WHAT THIS TASK INVOLVES:
According to the ACCESGAS text, how far from the main pipeline system must a facility be for Montgomery to consider delivery by vehicle the better option?

The expansion of the National Natural Gas Pipeline System is the most evident change the natural gas industry is experiencing in the post-reform landscape but companies in this sector can now capture other opportunities as well.

“All the existing pipelines in the country will have open access, allowing us to expand our presence to other locations where the natural gas infrastructure is already present,” says Luis Montgomery, President and CEO of ACCESGAS.

Montgomery says that in Mexico ducts were classified in two categories, consisting of the distribution network, which is used by gas distributors like Fenosa to deliver natural gas to urban locations, and the open-access pipelines, which were PEMEX’s assets that have been transferred to CENAGAS. The company plans to take advantage of the natural gas infrastructure that will be developed as a result of the new regulatory framework.

ACCESGAS is dedicated to the construction of pipelines but it also distributes natural gas by compressing the fuel, shipping it by truck and decompressing it once it reaches clients’ facilities. “Our company gears its services toward industrial users, which are usually located in places where natural gas infrastructure is available. In these industrial settings we offer companies turnkey projects for natural gas transportation and delivery,” says Montgomery.

Using pipelines is an efficient and cost-effective solution when a company is located near an open-access pipeline and has high consumption rates. But virtual pipelines are an attractive alternative when building physical transportation infrastructure does not make sense from a financial perspective. In fact, Montgomery believes delivering gas by vehicle is a better option for facilities located over 300km away from the main system.

Clients have safety concerns regarding natural gas transportation but Montgomery points out that the vehicles used for transporting CNG have high safety standards and are specially designed to withstand the high pressures required to transport this fuel. “All the vehicles we use have undergone several safety tests for leakage, heat or destruction. Our fleet is made of vehicles with steel fiber tanks whose resistance has been tested under several extreme conditions.” ACCESGAS routinely examines its vehicles to guarantee they are in optimal condition.

The company’s business model consists of delivering turnkey projects in which ACCESGAS provides all the financing and technical skills required except for internal connection pipelines, which have to be constructed by the client. This model allows ACCESGAS to maintain ownership of the pipeline, charging the company for the amount of natural gas used and a capacity usage fee. The company’s CNG area follows a similar model in which ACCESGAS finances the infrastructure required to deliver natural gas by vehicle, including the compression stations.

Montgomery highlights that clients also experience economic savings from fuel cost reductions by replacing LPG or propane with natural gas, which is cheaper and has a smaller environmental impact.

ACCESGAS has a nationwide presence. The company recently inaugurated its first compression station in the Bajio region and it has three more compression stations in the works to be located in the southern, western and Bajio regions.

As for pipelines, Montgomery says his company already has projects for Veracruz, Jalisco, Sonora, Sinaloa and the Mexico City outskirts. “All our projects consist of medium to small-sized ducts that connect different industries with the National Natural Gas Pipeline System, amounting to 65km. In addition, we are compressing 100,000m3 per day in our virtual pipelines and CNG transportation division, although we expect this figure to reach 600,000m3 over the next six months, which will require a US$45 million investment.”

GIVEN DATA:
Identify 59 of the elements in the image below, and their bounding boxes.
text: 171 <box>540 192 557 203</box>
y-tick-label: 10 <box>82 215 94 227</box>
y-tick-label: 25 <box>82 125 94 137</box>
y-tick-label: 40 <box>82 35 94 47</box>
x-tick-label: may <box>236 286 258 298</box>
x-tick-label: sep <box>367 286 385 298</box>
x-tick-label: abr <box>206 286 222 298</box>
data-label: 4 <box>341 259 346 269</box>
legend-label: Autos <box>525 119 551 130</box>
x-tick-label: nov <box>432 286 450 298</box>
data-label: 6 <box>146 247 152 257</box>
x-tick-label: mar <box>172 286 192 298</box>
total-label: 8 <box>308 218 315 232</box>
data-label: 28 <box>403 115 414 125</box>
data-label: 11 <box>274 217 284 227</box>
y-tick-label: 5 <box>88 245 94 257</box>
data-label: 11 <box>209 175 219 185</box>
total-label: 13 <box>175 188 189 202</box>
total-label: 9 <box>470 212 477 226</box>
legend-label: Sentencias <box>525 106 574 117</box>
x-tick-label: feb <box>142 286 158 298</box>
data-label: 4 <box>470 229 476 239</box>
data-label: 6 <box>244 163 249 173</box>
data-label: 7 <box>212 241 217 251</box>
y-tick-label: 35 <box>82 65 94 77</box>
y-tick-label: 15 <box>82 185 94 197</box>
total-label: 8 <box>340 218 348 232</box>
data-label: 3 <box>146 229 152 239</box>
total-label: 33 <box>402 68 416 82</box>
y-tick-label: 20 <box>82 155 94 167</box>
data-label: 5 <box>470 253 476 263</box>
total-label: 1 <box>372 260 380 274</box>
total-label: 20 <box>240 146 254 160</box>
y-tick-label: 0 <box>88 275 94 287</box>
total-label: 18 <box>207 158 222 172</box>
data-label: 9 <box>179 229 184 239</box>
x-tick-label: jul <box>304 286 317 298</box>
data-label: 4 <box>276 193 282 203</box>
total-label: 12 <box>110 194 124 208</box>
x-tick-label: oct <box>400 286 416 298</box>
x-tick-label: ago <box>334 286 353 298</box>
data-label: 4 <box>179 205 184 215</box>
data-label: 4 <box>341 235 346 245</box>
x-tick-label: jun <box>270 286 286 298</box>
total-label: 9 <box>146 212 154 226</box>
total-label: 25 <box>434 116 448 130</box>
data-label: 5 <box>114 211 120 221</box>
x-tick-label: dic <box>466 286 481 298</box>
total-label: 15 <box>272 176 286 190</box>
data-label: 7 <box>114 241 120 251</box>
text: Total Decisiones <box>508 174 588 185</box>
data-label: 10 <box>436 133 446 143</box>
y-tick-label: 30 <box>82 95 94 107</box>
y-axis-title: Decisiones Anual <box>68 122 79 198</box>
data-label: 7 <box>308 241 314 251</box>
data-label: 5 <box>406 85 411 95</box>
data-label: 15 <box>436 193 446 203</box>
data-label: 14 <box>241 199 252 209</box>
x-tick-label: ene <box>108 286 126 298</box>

FULL OUTPUT:
Over 300km away from the main system.